* START *
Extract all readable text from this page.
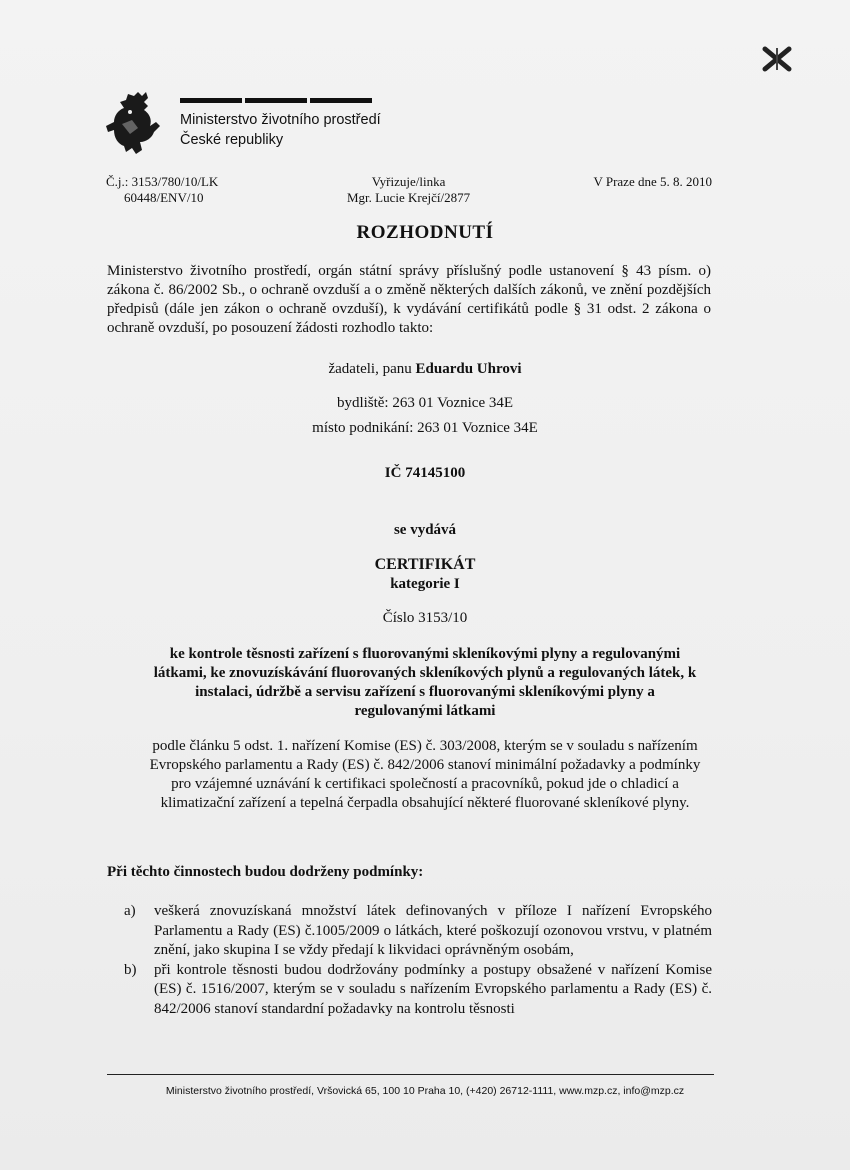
Ministerstvo životního prostředí
České republiky
Č.j.: 3153/780/10/LK
60448/ENV/10
Vyřizuje/linka
Mgr. Lucie Krejčí/2877
V Praze dne 5. 8. 2010
ROZHODNUTÍ
Ministerstvo životního prostředí, orgán státní správy příslušný podle ustanovení § 43 písm. o) zákona č. 86/2002 Sb., o ochraně ovzduší a o změně některých dalších zákonů, ve znění pozdějších předpisů (dále jen zákon o ochraně ovzduší), k vydávání certifikátů podle § 31 odst. 2 zákona o ochraně ovzduší, po posouzení žádosti rozhodlo takto:
žadateli, panu Eduardu Uhrovi
bydliště: 263 01 Voznice 34E
místo podnikání: 263 01 Voznice 34E
IČ 74145100
se vydává
CERTIFIKÁT
kategorie I
Číslo 3153/10
ke kontrole těsnosti zařízení s fluorovanými skleníkovými plyny a regulovanými látkami, ke znovuzískávání fluorovaných skleníkových plynů a regulovaných látek, k instalaci, údržbě a servisu zařízení s fluorovanými skleníkovými plyny a regulovanými látkami
podle článku 5 odst. 1. nařízení Komise (ES) č. 303/2008, kterým se v souladu s nařízením Evropského parlamentu a Rady (ES) č. 842/2006 stanoví minimální požadavky a podmínky pro vzájemné uznávání k certifikaci společností a pracovníků, pokud jde o chladicí a klimatizační zařízení a tepelná čerpadla obsahující některé fluorované skleníkové plyny.
Při těchto činnostech budou dodrženy podmínky:
a)	veškerá znovuzískaná množství látek definovaných v příloze I nařízení Evropského Parlamentu a Rady (ES) č.1005/2009 o látkách, které poškozují ozonovou vrstvu, v platném znění, jako skupina I se vždy předají k likvidaci oprávněným osobám,
b)	při kontrole těsnosti budou dodržovány podmínky a postupy obsažené v nařízení Komise (ES) č. 1516/2007, kterým se v souladu s nařízením Evropského parlamentu a Rady (ES) č. 842/2006 stanoví standardní požadavky na kontrolu těsnosti
Ministerstvo životního prostředí, Vršovická 65, 100 10 Praha 10, (+420) 26712-1111, www.mzp.cz, info@mzp.cz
* END *
-- Your goal --
Please set down each line of the data above exactly as written, without the pictures.

-- Task result --
Extract all readable text from this page.
Ministerstvo životního prostředí
České republiky
Č.j.: 3153/780/10/LK
60448/ENV/10
Vyřizuje/linka
Mgr. Lucie Krejčí/2877
V Praze dne 5. 8. 2010
ROZHODNUTÍ
Ministerstvo životního prostředí, orgán státní správy příslušný podle ustanovení § 43 písm. o) zákona č. 86/2002 Sb., o ochraně ovzduší a o změně některých dalších zákonů, ve znění pozdějších předpisů (dále jen zákon o ochraně ovzduší), k vydávání certifikátů podle § 31 odst. 2 zákona o ochraně ovzduší, po posouzení žádosti rozhodlo takto:
žadateli, panu Eduardu Uhrovi
bydliště: 263 01 Voznice 34E
místo podnikání: 263 01 Voznice 34E
IČ 74145100
se vydává
CERTIFIKÁT
kategorie I
Číslo 3153/10
ke kontrole těsnosti zařízení s fluorovanými skleníkovými plyny a regulovanými látkami, ke znovuzískávání fluorovaných skleníkových plynů a regulovaných látek, k instalaci, údržbě a servisu zařízení s fluorovanými skleníkovými plyny a regulovanými látkami
podle článku 5 odst. 1. nařízení Komise (ES) č. 303/2008, kterým se v souladu s nařízením Evropského parlamentu a Rady (ES) č. 842/2006 stanoví minimální požadavky a podmínky pro vzájemné uznávání k certifikaci společností a pracovníků, pokud jde o chladicí a klimatizační zařízení a tepelná čerpadla obsahující některé fluorované skleníkové plyny.
Při těchto činnostech budou dodrženy podmínky:
a)	veškerá znovuzískaná množství látek definovaných v příloze I nařízení Evropského Parlamentu a Rady (ES) č.1005/2009 o látkách, které poškozují ozonovou vrstvu, v platném znění, jako skupina I se vždy předají k likvidaci oprávněným osobám,
b)	při kontrole těsnosti budou dodržovány podmínky a postupy obsažené v nařízení Komise (ES) č. 1516/2007, kterým se v souladu s nařízením Evropského parlamentu a Rady (ES) č. 842/2006 stanoví standardní požadavky na kontrolu těsnosti
Ministerstvo životního prostředí, Vršovická 65, 100 10 Praha 10, (+420) 26712-1111, www.mzp.cz, info@mzp.cz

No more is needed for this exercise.